Aim of the task - Copy out all of the data below line by line, keeping every character unchanged.

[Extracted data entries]
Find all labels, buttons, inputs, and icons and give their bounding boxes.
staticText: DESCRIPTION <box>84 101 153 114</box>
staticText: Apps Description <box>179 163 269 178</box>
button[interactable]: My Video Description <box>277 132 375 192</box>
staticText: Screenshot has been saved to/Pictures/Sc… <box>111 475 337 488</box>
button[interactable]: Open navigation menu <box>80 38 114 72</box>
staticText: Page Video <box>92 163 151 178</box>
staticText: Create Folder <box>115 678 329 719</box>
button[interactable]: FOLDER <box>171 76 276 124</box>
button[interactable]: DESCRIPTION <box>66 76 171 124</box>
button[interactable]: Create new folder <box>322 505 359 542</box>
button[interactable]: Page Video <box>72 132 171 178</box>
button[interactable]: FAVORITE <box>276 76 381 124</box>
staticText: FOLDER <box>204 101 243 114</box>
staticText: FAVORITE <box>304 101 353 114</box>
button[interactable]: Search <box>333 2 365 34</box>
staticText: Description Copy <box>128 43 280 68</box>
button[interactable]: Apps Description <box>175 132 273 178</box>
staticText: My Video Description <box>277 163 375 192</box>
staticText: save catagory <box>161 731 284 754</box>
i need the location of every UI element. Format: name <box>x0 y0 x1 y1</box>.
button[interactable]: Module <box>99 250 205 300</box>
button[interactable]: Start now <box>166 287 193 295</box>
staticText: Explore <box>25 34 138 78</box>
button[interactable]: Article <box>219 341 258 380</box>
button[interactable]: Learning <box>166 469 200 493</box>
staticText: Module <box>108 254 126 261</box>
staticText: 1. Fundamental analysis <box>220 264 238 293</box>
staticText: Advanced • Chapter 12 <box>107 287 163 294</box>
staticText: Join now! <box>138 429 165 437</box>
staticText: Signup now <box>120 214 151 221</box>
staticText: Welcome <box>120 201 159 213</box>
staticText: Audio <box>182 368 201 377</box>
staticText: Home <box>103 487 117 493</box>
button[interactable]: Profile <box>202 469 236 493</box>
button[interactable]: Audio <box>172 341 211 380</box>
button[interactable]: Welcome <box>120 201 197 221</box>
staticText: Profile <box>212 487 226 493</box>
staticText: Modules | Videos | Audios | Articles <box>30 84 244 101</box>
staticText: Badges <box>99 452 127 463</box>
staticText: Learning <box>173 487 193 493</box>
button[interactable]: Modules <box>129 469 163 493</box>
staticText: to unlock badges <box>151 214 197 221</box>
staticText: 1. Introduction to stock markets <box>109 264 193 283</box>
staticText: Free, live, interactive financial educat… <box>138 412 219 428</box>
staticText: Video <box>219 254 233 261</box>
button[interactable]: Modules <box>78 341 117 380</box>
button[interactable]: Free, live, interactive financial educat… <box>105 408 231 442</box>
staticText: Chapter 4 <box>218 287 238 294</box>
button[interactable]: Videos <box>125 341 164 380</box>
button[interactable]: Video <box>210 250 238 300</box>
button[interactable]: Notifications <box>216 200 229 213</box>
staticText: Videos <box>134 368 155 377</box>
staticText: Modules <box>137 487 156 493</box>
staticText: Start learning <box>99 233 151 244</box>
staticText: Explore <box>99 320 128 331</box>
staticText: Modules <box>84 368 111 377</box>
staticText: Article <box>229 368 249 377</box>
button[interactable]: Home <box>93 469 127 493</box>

Complete answer -
Find all labels, buttons, inputs, and icons and give their bounding boxes.
staticText: DESCRIPTION <box>84 101 153 114</box>
staticText: Apps Description <box>179 163 269 178</box>
button[interactable]: My Video Description <box>277 132 375 192</box>
staticText: Screenshot has been saved to/Pictures/Sc… <box>111 475 337 488</box>
button[interactable]: Open navigation menu <box>80 38 114 72</box>
staticText: Page Video <box>92 163 151 178</box>
staticText: Create Folder <box>115 678 329 719</box>
button[interactable]: FOLDER <box>171 76 276 124</box>
button[interactable]: DESCRIPTION <box>66 76 171 124</box>
button[interactable]: Create new folder <box>322 505 359 542</box>
button[interactable]: Page Video <box>72 132 171 178</box>
button[interactable]: FAVORITE <box>276 76 381 124</box>
staticText: FOLDER <box>204 101 243 114</box>
staticText: FAVORITE <box>304 101 353 114</box>
button[interactable]: Search <box>333 2 365 34</box>
staticText: Description Copy <box>128 43 280 68</box>
button[interactable]: Apps Description <box>175 132 273 178</box>
staticText: My Video Description <box>277 163 375 192</box>
staticText: save catagory <box>161 731 284 754</box>
i need the location of every UI element. Format: name <box>x0 y0 x1 y1</box>.
button[interactable]: Module <box>99 250 205 300</box>
button[interactable]: Start now <box>166 287 193 295</box>
staticText: Explore <box>25 34 138 78</box>
button[interactable]: Article <box>219 341 258 380</box>
button[interactable]: Learning <box>166 469 200 493</box>
staticText: Module <box>108 254 126 261</box>
staticText: 1. Fundamental analysis <box>220 264 238 293</box>
staticText: Advanced • Chapter 12 <box>107 287 163 294</box>
staticText: Join now! <box>138 429 165 437</box>
staticText: Signup now <box>120 214 151 221</box>
staticText: Welcome <box>120 201 159 213</box>
staticText: Audio <box>182 368 201 377</box>
staticText: Home <box>103 487 117 493</box>
button[interactable]: Profile <box>202 469 236 493</box>
button[interactable]: Audio <box>172 341 211 380</box>
button[interactable]: Welcome <box>120 201 197 221</box>
staticText: Profile <box>212 487 226 493</box>
staticText: Modules | Videos | Audios | Articles <box>30 84 244 101</box>
staticText: Badges <box>99 452 127 463</box>
staticText: Learning <box>173 487 193 493</box>
button[interactable]: Modules <box>129 469 163 493</box>
staticText: to unlock badges <box>151 214 197 221</box>
staticText: 1. Introduction to stock markets <box>109 264 193 283</box>
staticText: Free, live, interactive financial educat… <box>138 412 219 428</box>
staticText: Video <box>219 254 233 261</box>
button[interactable]: Modules <box>78 341 117 380</box>
button[interactable]: Free, live, interactive financial educat… <box>105 408 231 442</box>
staticText: Chapter 4 <box>218 287 238 294</box>
button[interactable]: Videos <box>125 341 164 380</box>
button[interactable]: Video <box>210 250 238 300</box>
button[interactable]: Notifications <box>216 200 229 213</box>
staticText: Videos <box>134 368 155 377</box>
staticText: Modules <box>137 487 156 493</box>
staticText: Start learning <box>99 233 151 244</box>
staticText: Explore <box>99 320 128 331</box>
staticText: Modules <box>84 368 111 377</box>
staticText: Article <box>229 368 249 377</box>
button[interactable]: Home <box>93 469 127 493</box>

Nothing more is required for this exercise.